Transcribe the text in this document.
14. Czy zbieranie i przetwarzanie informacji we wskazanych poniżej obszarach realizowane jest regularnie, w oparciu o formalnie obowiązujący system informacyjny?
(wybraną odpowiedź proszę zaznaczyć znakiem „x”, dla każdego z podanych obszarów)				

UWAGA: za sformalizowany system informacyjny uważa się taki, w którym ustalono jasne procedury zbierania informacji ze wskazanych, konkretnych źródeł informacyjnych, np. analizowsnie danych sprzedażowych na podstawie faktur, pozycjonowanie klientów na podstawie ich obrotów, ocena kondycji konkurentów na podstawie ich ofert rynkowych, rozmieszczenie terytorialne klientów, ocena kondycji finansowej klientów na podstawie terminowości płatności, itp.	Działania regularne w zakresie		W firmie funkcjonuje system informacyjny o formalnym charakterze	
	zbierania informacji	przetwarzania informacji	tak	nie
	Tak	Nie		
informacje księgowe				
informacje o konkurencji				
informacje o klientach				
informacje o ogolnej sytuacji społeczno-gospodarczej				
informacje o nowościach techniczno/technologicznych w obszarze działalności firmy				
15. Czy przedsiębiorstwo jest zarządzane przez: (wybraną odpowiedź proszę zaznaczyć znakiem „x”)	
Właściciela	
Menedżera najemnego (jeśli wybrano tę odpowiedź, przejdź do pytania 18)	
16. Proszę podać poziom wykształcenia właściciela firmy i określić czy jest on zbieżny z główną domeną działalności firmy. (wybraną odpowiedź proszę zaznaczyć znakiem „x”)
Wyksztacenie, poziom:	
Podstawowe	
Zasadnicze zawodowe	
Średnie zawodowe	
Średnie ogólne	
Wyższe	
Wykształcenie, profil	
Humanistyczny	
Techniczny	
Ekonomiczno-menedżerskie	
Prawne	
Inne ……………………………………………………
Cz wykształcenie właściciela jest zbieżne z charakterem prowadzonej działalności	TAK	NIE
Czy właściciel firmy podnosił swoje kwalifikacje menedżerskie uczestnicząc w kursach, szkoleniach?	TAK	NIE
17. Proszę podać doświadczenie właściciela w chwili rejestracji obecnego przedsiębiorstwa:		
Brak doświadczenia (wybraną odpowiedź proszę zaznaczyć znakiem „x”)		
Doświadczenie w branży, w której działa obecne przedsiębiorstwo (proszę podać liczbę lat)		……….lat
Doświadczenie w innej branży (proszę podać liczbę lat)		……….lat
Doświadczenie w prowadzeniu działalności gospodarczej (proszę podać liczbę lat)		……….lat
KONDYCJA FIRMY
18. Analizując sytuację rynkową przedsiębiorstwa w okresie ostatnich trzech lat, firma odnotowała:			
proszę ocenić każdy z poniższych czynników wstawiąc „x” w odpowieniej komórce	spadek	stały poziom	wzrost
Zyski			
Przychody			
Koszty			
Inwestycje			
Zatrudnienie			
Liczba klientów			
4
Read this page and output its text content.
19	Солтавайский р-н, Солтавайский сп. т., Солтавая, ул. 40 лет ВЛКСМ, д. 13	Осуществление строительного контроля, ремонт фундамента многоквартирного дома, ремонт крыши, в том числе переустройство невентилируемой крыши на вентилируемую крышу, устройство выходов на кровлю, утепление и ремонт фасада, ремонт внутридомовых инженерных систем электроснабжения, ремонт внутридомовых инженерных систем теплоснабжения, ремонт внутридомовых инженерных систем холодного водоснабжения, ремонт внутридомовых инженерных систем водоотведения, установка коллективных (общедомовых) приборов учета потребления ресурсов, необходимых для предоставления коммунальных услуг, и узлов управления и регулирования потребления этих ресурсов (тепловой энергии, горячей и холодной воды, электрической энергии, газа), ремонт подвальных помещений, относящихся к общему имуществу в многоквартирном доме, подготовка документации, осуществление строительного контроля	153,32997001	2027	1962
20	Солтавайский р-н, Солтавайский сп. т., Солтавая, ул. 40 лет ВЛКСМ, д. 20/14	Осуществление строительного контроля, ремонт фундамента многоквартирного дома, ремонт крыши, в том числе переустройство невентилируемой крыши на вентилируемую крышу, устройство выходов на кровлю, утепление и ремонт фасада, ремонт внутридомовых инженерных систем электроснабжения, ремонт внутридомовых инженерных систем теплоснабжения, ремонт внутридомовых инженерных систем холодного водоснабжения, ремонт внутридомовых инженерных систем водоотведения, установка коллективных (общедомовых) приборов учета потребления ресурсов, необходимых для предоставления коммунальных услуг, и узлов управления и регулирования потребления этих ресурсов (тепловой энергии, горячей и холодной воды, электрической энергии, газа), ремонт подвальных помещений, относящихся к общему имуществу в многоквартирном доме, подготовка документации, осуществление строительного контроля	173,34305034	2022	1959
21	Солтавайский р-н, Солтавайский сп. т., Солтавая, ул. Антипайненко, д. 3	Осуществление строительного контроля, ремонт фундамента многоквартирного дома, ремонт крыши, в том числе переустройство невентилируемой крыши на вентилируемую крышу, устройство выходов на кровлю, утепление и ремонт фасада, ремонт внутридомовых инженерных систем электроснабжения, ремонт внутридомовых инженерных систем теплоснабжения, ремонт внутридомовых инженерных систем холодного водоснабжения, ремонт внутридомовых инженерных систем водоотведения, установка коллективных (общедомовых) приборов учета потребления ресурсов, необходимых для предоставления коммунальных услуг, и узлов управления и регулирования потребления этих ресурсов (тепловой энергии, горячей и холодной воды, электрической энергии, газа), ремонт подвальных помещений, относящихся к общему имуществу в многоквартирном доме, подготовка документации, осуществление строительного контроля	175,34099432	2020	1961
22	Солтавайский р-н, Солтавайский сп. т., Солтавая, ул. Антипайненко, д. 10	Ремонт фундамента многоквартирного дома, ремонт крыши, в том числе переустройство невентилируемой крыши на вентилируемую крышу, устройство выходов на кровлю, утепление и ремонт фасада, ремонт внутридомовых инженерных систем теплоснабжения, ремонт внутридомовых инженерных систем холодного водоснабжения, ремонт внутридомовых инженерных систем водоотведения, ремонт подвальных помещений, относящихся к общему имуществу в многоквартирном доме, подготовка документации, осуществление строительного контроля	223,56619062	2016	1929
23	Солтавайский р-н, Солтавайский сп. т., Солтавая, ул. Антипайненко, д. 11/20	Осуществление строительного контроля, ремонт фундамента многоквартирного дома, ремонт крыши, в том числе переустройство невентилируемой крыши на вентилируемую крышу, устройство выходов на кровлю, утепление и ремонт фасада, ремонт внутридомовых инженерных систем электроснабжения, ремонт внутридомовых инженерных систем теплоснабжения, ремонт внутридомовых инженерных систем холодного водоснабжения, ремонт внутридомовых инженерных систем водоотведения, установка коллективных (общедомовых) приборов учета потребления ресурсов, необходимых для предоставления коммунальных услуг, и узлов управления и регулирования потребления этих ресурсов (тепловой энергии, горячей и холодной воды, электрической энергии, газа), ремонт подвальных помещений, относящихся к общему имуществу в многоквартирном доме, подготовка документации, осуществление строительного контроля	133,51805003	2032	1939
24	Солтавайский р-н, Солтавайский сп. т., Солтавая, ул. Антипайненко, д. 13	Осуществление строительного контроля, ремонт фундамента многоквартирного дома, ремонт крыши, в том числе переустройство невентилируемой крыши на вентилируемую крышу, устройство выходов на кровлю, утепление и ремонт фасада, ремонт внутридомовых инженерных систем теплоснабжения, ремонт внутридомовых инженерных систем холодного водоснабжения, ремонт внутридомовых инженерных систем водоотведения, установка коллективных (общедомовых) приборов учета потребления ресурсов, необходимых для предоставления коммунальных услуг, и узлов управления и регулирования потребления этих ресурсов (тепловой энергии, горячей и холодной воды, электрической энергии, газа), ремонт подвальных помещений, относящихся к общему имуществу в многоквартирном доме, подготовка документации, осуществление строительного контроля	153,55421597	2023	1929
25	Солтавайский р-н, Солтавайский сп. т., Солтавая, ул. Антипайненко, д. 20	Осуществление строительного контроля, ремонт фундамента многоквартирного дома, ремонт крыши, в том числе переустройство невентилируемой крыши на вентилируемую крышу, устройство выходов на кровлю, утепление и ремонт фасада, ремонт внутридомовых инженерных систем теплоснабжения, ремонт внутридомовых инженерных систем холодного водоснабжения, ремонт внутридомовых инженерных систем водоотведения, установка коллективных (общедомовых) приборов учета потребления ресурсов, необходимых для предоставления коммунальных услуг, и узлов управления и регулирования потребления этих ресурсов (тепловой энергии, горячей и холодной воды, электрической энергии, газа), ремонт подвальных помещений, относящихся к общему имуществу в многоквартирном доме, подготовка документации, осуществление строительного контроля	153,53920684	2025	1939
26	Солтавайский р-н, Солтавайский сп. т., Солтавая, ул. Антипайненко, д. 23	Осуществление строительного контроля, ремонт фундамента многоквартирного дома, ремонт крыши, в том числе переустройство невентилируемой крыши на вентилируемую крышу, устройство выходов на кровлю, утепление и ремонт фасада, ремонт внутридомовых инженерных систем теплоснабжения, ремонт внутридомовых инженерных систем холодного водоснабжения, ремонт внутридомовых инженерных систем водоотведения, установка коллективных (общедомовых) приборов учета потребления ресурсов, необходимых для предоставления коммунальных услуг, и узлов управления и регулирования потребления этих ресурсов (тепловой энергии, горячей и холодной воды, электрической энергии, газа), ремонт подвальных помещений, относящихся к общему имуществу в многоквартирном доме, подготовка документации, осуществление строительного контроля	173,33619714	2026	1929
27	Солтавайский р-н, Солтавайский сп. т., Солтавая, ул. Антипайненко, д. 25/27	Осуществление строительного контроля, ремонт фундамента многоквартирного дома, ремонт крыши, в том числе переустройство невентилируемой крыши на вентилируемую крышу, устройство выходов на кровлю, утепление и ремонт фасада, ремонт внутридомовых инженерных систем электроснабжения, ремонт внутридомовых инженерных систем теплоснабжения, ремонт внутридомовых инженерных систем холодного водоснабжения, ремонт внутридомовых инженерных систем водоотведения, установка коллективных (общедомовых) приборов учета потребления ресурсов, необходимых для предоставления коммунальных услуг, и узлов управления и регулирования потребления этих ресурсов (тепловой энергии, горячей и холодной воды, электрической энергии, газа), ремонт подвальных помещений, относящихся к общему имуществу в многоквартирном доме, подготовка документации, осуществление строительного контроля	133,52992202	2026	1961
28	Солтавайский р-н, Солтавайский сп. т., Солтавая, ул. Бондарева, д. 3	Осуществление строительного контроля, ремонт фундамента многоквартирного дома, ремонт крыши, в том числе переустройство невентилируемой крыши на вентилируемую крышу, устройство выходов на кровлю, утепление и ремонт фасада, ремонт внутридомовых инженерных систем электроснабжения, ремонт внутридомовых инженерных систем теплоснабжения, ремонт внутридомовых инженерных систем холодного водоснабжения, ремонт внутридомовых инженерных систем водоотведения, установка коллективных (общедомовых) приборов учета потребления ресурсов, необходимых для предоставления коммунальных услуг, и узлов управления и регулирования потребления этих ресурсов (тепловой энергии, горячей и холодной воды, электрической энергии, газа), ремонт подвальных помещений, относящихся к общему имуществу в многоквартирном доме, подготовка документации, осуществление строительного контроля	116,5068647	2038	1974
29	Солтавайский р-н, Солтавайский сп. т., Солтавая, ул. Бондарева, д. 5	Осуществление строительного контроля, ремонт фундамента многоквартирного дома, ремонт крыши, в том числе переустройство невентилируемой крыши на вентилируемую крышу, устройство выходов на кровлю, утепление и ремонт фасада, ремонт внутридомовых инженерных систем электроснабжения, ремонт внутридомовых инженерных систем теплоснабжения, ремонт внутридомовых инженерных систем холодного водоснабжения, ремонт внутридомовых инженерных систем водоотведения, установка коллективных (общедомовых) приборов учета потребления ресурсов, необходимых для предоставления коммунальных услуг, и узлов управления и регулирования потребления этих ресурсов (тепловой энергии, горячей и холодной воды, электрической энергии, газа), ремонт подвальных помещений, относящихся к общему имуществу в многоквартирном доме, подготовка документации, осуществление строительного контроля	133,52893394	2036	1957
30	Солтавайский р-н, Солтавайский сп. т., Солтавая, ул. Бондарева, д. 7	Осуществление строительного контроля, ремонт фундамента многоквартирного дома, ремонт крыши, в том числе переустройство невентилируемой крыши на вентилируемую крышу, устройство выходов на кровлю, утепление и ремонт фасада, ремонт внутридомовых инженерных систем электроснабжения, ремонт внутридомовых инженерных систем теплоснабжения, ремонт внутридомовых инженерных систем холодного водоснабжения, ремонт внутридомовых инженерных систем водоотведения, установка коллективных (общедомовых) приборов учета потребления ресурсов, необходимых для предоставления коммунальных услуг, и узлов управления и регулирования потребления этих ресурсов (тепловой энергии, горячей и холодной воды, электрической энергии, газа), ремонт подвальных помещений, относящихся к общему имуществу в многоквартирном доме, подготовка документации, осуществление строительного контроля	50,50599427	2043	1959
--
## DESCRIPTION OF THE TASK
Your answer should be a single number: the count of lines in these records that hold the string "poziom".

## CORRECT RESULT
3